=== DATA LISTING ===

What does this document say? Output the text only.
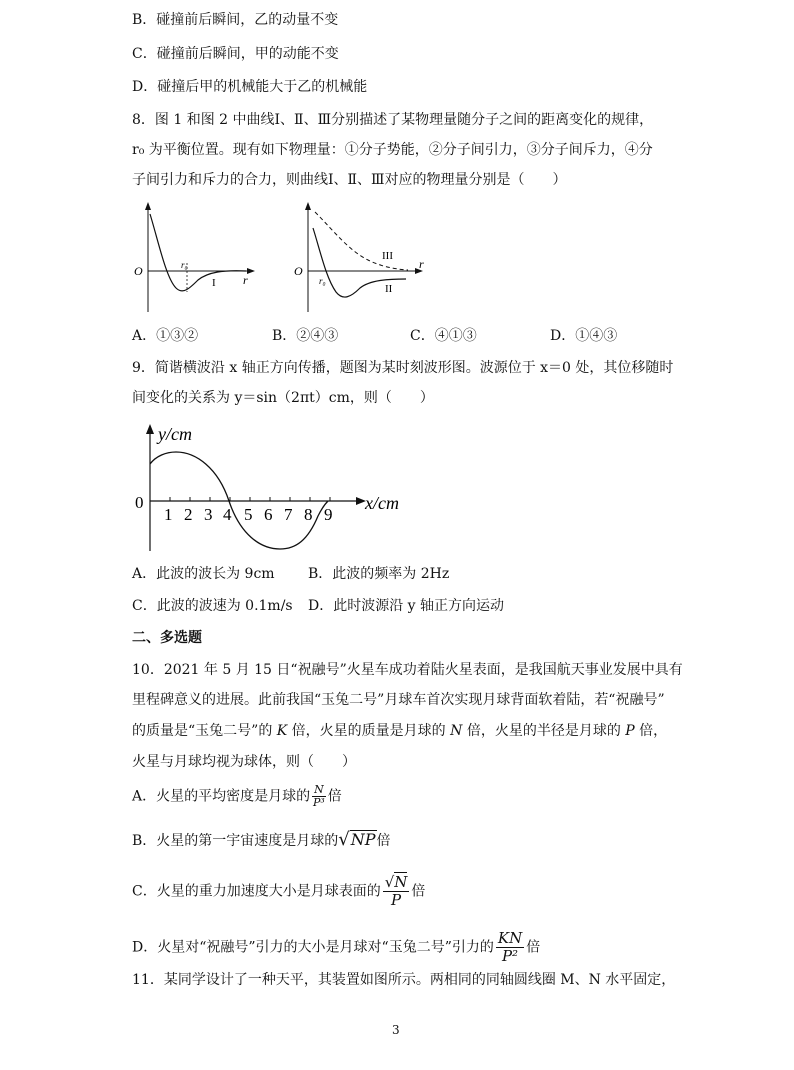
B．碰撞前后瞬间，乙的动量不变
C．碰撞前后瞬间，甲的动能不变
D．碰撞后甲的机械能大于乙的机械能
8．图 1 和图 2 中曲线Ⅰ、Ⅱ、Ⅲ分别描述了某物理量随分子之间的距离变化的规律，
r₀ 为平衡位置。现有如下物理量：①分子势能，②分子间引力，③分子间斥力，④分
子间引力和斥力的合力，则曲线Ⅰ、Ⅱ、Ⅲ对应的物理量分别是（　　）
O	r₀
r
I
O
r₀
r
III
II
A．①③②	B．②④③	C．④①③	D．①④③
9．简谐横波沿 x 轴正方向传播，题图为某时刻波形图。波源位于 x＝0 处，其位移随时
间变化的关系为 y＝sin（2πt）cm，则（　　）
y/cm
x/cm
0
1 2 3 4 5 6 7 8 9
A．此波的波长为 9cm B．此波的频率为 2Hz
C．此波的波速为 0.1m/s D．此时波源沿 y 轴正方向运动
二、多选题
10．2021 年 5 月 15 日“祝融号”火星车成功着陆火星表面，是我国航天事业发展中具有
里程碑意义的进展。此前我国“玉兔二号”月球车首次实现月球背面软着陆，若“祝融号”
的质量是“玉兔二号”的 K 倍，火星的质量是月球的 N 倍，火星的半径是月球的 P 倍，
火星与月球均视为球体，则（　　）
A．火星的平均密度是月球的 $\frac{N}{\text{P³}}$ 倍
B．火星的第一宇宙速度是月球的√NP倍
C．火星的重力加速度大小是月球表面的 $\frac{√N}{P}$ 倍
D．火星对“祝融号”引力的大小是月球对“玉兔二号”引力的 $\frac{KN}{\text{P²}}$ 倍
11．某同学设计了一种天平，其装置如图所示。两相同的同轴圆线圈 M、N 水平固定，
3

===

*INSTRUCTIONS FOR THE TASK*.
Look through the data above. Copy every line with the string "frac" in it.

*THE RESPONSE*.
A．火星的平均密度是月球的 $\frac{N}{\text{P³}}$ 倍
C．火星的重力加速度大小是月球表面的 $\frac{√N}{P}$ 倍
D．火星对“祝融号”引力的大小是月球对“玉兔二号”引力的 $\frac{KN}{\text{P²}}$ 倍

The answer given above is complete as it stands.